— Start —

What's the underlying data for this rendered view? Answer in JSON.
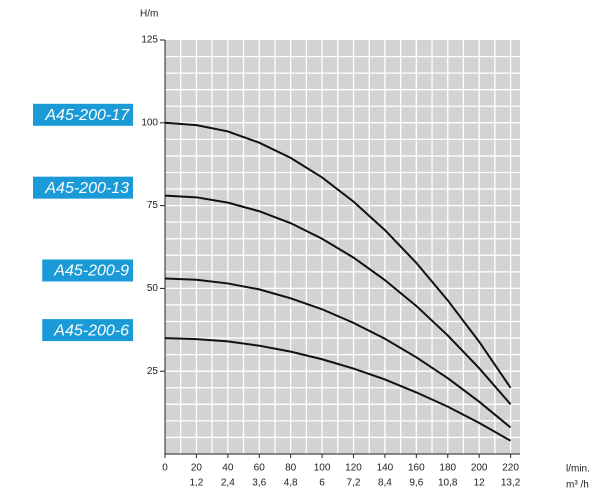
{
  "chart_data": {
    "type": "line",
    "y_label": "H/m",
    "x_label": "l/min.",
    "x2_label": "m³ /h",
    "x": [
      0,
      20,
      40,
      60,
      80,
      100,
      120,
      140,
      160,
      180,
      200,
      220
    ],
    "series": [
      {
        "name": "A45-200-17",
        "color": "#111111",
        "values": [
          100,
          99.3,
          97.4,
          94.0,
          89.4,
          83.5,
          76.2,
          67.6,
          57.7,
          46.4,
          33.9,
          20
        ]
      },
      {
        "name": "A45-200-13",
        "color": "#111111",
        "values": [
          78,
          77.5,
          75.9,
          73.3,
          69.7,
          65.0,
          59.3,
          52.5,
          44.7,
          35.8,
          25.9,
          15
        ]
      },
      {
        "name": "A45-200-9",
        "color": "#111111",
        "values": [
          53,
          52.6,
          51.5,
          49.7,
          47.0,
          43.7,
          39.6,
          34.8,
          29.2,
          22.9,
          15.8,
          8
        ]
      },
      {
        "name": "A45-200-6",
        "color": "#111111",
        "values": [
          35,
          34.7,
          34.0,
          32.7,
          30.9,
          28.6,
          25.8,
          22.5,
          18.6,
          14.3,
          9.4,
          4
        ]
      }
    ],
    "xlim": [
      0,
      226
    ],
    "ylim": [
      0,
      125
    ],
    "xticks": [
      0,
      20,
      40,
      60,
      80,
      100,
      120,
      140,
      160,
      180,
      200,
      220
    ],
    "yticks": [
      25,
      50,
      75,
      100,
      125
    ],
    "x2lim": [
      0,
      13.56
    ],
    "x2ticks": [
      {
        "value": 1.2,
        "label": "1,2"
      },
      {
        "value": 2.4,
        "label": "2,4"
      },
      {
        "value": 3.6,
        "label": "3,6"
      },
      {
        "value": 4.8,
        "label": "4,8"
      },
      6,
      {
        "value": 7.2,
        "label": "7,2"
      },
      {
        "value": 8.4,
        "label": "8,4"
      },
      {
        "value": 9.6,
        "label": "9,6"
      },
      {
        "value": 10.8,
        "label": "10,8"
      },
      12,
      {
        "value": 13.2,
        "label": "13,2"
      }
    ],
    "grid": true,
    "legend_color": "#1a9bd7"
  }
}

— End —

Without the pictures, reproduce every line of the records above exactly.

What's the underlying data for this rendered view? Answer in JSON.
{
  "chart_data": {
    "type": "line",
    "y_label": "H/m",
    "x_label": "l/min.",
    "x2_label": "m³ /h",
    "x": [
      0,
      20,
      40,
      60,
      80,
      100,
      120,
      140,
      160,
      180,
      200,
      220
    ],
    "series": [
      {
        "name": "A45-200-17",
        "color": "#111111",
        "values": [
          100,
          99.3,
          97.4,
          94.0,
          89.4,
          83.5,
          76.2,
          67.6,
          57.7,
          46.4,
          33.9,
          20
        ]
      },
      {
        "name": "A45-200-13",
        "color": "#111111",
        "values": [
          78,
          77.5,
          75.9,
          73.3,
          69.7,
          65.0,
          59.3,
          52.5,
          44.7,
          35.8,
          25.9,
          15
        ]
      },
      {
        "name": "A45-200-9",
        "color": "#111111",
        "values": [
          53,
          52.6,
          51.5,
          49.7,
          47.0,
          43.7,
          39.6,
          34.8,
          29.2,
          22.9,
          15.8,
          8
        ]
      },
      {
        "name": "A45-200-6",
        "color": "#111111",
        "values": [
          35,
          34.7,
          34.0,
          32.7,
          30.9,
          28.6,
          25.8,
          22.5,
          18.6,
          14.3,
          9.4,
          4
        ]
      }
    ],
    "xlim": [
      0,
      226
    ],
    "ylim": [
      0,
      125
    ],
    "xticks": [
      0,
      20,
      40,
      60,
      80,
      100,
      120,
      140,
      160,
      180,
      200,
      220
    ],
    "yticks": [
      25,
      50,
      75,
      100,
      125
    ],
    "x2lim": [
      0,
      13.56
    ],
    "x2ticks": [
      {
        "value": 1.2,
        "label": "1,2"
      },
      {
        "value": 2.4,
        "label": "2,4"
      },
      {
        "value": 3.6,
        "label": "3,6"
      },
      {
        "value": 4.8,
        "label": "4,8"
      },
      6,
      {
        "value": 7.2,
        "label": "7,2"
      },
      {
        "value": 8.4,
        "label": "8,4"
      },
      {
        "value": 9.6,
        "label": "9,6"
      },
      {
        "value": 10.8,
        "label": "10,8"
      },
      12,
      {
        "value": 13.2,
        "label": "13,2"
      }
    ],
    "grid": true,
    "legend_color": "#1a9bd7"
  }
}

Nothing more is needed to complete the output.